» **WHAT YOU ARE ASKED TO DO**
Search the listing below for "változhat". Copy each matching line.

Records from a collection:
--*--
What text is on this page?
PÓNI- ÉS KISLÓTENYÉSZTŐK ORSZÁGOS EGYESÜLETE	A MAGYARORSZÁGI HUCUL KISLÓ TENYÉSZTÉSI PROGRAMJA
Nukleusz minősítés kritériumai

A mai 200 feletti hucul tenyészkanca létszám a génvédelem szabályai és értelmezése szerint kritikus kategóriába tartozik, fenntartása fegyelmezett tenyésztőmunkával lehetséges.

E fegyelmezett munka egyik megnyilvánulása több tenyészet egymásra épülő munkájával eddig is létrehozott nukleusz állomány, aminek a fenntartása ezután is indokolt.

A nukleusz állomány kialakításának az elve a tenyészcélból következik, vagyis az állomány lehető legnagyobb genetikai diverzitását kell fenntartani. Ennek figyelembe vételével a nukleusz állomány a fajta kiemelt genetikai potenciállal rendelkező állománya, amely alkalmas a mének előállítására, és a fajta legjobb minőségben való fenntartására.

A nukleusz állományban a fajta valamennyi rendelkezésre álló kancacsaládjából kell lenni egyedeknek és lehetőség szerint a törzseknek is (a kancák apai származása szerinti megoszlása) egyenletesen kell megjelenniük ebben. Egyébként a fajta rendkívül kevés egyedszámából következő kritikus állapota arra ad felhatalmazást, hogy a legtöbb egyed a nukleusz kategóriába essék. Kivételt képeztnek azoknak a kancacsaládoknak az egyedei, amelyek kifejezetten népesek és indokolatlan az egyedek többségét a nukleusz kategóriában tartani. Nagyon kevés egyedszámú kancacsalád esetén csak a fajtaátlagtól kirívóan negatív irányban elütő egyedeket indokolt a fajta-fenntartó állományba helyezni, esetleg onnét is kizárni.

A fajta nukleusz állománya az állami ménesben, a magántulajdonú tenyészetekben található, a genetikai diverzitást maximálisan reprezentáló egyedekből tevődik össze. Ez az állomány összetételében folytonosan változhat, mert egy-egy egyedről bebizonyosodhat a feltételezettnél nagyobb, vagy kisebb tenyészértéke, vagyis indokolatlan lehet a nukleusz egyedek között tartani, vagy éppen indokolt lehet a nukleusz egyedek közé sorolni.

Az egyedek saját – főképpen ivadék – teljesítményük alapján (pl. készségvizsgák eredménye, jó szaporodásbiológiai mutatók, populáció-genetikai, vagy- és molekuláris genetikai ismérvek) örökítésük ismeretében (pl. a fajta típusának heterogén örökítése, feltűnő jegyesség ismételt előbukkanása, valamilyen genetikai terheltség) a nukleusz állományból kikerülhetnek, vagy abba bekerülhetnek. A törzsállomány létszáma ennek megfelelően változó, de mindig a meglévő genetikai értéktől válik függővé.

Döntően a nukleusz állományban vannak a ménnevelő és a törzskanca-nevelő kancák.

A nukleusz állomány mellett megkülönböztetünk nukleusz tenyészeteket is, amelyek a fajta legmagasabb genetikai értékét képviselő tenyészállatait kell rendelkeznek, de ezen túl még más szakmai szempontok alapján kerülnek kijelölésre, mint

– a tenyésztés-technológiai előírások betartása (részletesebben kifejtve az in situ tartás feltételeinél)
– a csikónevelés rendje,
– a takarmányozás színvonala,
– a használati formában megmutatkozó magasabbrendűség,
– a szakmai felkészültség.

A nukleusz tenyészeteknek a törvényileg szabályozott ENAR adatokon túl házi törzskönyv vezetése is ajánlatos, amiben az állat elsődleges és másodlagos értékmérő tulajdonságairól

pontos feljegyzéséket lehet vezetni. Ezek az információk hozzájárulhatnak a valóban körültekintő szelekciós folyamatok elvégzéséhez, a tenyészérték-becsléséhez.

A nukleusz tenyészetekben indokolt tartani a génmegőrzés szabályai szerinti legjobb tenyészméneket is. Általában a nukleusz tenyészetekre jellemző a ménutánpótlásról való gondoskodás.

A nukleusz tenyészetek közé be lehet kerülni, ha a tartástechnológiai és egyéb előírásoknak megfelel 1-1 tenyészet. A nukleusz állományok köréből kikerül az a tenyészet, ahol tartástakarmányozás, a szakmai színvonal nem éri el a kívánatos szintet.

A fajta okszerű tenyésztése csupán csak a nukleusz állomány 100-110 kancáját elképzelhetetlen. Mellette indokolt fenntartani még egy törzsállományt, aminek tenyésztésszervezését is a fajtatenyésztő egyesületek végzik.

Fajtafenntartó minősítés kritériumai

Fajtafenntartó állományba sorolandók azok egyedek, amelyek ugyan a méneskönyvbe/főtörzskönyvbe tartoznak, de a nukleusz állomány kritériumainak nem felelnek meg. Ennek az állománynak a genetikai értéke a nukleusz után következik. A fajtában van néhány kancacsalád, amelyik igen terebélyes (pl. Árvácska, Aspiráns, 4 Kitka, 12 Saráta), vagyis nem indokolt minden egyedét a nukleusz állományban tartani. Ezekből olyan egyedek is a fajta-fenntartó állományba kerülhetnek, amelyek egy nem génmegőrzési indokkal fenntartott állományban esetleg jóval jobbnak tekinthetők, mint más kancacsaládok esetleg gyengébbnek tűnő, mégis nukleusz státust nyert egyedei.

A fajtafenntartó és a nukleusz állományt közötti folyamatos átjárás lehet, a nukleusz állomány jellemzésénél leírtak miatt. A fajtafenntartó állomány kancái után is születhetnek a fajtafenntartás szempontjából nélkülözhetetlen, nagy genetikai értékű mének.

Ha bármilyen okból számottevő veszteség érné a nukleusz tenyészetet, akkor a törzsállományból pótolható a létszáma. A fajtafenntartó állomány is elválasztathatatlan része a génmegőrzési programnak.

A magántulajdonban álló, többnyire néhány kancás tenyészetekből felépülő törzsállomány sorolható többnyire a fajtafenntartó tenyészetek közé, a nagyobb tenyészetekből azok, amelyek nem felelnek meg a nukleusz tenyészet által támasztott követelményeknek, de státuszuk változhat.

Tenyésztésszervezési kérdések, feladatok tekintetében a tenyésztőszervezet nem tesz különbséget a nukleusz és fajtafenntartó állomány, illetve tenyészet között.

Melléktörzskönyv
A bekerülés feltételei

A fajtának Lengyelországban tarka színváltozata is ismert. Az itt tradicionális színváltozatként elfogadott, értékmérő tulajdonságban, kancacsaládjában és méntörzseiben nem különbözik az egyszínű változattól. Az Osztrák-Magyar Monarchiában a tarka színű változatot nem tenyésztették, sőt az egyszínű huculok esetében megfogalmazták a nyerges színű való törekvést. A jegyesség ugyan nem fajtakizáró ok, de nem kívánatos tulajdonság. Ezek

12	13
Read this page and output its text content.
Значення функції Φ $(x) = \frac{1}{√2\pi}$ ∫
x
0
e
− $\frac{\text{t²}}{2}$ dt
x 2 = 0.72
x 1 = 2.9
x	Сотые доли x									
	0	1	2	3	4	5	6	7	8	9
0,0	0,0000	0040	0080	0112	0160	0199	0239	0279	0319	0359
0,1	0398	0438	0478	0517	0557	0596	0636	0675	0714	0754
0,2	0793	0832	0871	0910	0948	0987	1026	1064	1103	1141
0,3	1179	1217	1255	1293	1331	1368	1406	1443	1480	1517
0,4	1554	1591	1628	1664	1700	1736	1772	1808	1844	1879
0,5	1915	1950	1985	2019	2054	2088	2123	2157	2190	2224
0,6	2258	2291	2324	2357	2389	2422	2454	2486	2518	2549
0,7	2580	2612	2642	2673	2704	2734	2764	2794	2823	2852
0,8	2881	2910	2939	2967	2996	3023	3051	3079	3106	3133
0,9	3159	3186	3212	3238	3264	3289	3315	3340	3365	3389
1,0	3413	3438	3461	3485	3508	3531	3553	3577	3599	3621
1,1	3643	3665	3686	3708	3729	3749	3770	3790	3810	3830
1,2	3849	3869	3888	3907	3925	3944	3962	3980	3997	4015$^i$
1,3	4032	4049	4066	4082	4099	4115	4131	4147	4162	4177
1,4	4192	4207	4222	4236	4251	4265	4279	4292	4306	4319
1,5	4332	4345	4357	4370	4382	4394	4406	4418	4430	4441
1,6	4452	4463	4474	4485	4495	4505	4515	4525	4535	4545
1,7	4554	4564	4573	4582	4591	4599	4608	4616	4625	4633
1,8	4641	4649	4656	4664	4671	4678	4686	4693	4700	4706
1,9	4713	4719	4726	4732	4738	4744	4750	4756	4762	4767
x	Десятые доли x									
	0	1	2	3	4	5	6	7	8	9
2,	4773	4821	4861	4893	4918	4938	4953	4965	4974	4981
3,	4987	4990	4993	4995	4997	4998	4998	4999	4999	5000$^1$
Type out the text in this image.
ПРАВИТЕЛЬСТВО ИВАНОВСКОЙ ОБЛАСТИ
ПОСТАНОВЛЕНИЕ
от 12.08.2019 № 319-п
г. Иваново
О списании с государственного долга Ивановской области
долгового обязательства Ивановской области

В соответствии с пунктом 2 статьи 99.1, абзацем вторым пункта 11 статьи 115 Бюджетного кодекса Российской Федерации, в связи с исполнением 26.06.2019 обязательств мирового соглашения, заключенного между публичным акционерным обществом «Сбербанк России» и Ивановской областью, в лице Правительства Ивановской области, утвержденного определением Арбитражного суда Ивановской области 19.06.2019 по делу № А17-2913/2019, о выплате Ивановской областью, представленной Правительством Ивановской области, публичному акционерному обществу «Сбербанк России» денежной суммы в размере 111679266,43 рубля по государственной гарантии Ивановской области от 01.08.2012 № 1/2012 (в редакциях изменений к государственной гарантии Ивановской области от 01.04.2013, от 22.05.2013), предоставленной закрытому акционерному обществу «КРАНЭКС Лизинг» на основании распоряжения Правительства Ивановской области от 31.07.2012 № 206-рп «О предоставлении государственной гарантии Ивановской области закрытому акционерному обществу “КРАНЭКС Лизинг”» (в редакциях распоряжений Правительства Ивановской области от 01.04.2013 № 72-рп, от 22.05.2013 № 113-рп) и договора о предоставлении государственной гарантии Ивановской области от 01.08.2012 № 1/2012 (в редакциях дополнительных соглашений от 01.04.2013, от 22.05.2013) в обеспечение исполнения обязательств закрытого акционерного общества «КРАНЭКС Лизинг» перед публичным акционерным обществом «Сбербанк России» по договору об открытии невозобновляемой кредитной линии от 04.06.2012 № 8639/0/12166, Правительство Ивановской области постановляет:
--*--
» **WRITTEN SOLUTION**
A fajta nukleusz állománya az állami ménesben, a magántulajdonú tenyészetekben található, a genetikai diverzitást maximálisan reprezentáló egyedekből tevődik össze. Ez az állomány összetételében folytonosan változhat, mert egy-egy egyedről bebizonyosodhat a feltételezettnél nagyobb, vagy kisebb tenyészértéke, vagyis indokolatlan lehet a nukleusz egyedek között tartani, vagy éppen indokolt lehet a nukleusz egyedek közé sorolni.
A magántulajdonban álló, többnyire néhány kancás tenyészetekből felépülő törzsállomány sorolható többnyire a fajtafenntartó tenyészetek közé, a nagyobb tenyészetekből azok, amelyek nem felelnek meg a nukleusz tenyészet által támasztott követelményeknek, de státuszuk változhat.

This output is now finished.